Task instructions - Answer with nothing but the number of lines that include the word "ангиотензина".

Supplied records -
+ + + + + + +

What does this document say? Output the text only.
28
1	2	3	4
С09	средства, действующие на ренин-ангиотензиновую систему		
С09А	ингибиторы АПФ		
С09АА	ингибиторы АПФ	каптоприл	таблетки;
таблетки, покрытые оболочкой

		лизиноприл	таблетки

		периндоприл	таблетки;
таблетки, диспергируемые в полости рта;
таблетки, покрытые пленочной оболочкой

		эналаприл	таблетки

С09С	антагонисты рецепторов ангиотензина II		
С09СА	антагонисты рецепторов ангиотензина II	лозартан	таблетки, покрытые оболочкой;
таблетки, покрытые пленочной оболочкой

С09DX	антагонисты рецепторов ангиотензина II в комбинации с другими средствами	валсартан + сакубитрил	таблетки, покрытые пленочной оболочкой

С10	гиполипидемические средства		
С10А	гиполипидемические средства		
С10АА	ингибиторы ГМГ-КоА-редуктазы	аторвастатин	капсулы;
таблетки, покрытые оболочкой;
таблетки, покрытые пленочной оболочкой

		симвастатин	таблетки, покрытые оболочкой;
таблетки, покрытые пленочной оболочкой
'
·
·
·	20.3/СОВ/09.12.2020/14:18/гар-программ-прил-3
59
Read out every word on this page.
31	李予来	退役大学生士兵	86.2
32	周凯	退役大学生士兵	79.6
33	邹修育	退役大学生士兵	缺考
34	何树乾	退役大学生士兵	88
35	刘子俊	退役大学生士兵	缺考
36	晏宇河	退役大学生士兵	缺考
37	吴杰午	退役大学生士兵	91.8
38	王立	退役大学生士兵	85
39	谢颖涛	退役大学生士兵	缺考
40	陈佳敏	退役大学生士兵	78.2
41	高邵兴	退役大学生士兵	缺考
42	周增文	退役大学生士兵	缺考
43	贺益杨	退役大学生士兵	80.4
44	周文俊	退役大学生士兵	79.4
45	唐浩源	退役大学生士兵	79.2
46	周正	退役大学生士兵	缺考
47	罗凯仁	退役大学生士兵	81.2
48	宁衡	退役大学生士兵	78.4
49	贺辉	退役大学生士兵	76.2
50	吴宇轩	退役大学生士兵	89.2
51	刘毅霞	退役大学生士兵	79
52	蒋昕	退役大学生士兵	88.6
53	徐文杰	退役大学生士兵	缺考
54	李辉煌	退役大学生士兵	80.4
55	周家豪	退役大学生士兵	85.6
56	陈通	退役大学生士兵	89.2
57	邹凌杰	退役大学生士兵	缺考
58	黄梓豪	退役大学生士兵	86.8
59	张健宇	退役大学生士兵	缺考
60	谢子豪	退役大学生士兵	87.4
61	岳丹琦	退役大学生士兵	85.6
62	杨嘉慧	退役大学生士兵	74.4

+ + + + + + +

The reply - 3